:: GIVEN TASK ::
Copy every record below, exactly as written.

:: INFORMATION SHOWN ::
^^^^^^^^^^^^^^^^
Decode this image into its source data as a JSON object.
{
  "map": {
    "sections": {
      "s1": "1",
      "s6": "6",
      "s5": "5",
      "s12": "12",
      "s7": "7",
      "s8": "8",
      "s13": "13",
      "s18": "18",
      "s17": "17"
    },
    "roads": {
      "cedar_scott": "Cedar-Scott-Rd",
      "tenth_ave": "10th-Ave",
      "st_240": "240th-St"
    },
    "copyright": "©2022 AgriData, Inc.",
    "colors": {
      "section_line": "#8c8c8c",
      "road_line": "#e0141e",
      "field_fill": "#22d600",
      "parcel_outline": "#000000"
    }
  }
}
^^^^^^^^^^^^^^^^
:: TASK RESULT ::
Decode this image into its source data as a JSON object.
{
  "map": {
    "sections": {
      "s1": "1",
      "s6": "6",
      "s5": "5",
      "s12": "12",
      "s7": "7",
      "s8": "8",
      "s13": "13",
      "s18": "18",
      "s17": "17"
    },
    "roads": {
      "cedar_scott": "Cedar-Scott-Rd",
      "tenth_ave": "10th-Ave",
      "st_240": "240th-St"
    },
    "copyright": "©2022 AgriData, Inc.",
    "colors": {
      "section_line": "#8c8c8c",
      "road_line": "#e0141e",
      "field_fill": "#22d600",
      "parcel_outline": "#000000"
    }
  }
}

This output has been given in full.